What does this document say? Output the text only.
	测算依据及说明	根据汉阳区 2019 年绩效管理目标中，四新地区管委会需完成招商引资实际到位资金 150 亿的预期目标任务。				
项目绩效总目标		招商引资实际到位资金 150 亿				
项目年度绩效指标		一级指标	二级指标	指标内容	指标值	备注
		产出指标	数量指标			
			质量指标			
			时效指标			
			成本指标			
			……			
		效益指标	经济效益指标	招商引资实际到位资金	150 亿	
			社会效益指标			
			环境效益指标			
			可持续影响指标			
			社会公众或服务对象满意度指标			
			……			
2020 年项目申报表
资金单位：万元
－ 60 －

..............................

* _OBJECTIVE_
Copy every record exactly, with nothing added or dropped.

* _TASK ANSWER_
What does this document say? Output the text only.
	测算依据及说明	根据汉阳区 2019 年绩效管理目标中，四新地区管委会需完成招商引资实际到位资金 150 亿的预期目标任务。				
项目绩效总目标		招商引资实际到位资金 150 亿				
项目年度绩效指标		一级指标	二级指标	指标内容	指标值	备注
		产出指标	数量指标			
			质量指标			
			时效指标			
			成本指标			
			……			
		效益指标	经济效益指标	招商引资实际到位资金	150 亿	
			社会效益指标			
			环境效益指标			
			可持续影响指标			
			社会公众或服务对象满意度指标			
			……			
2020 年项目申报表
资金单位：万元
－ 60 －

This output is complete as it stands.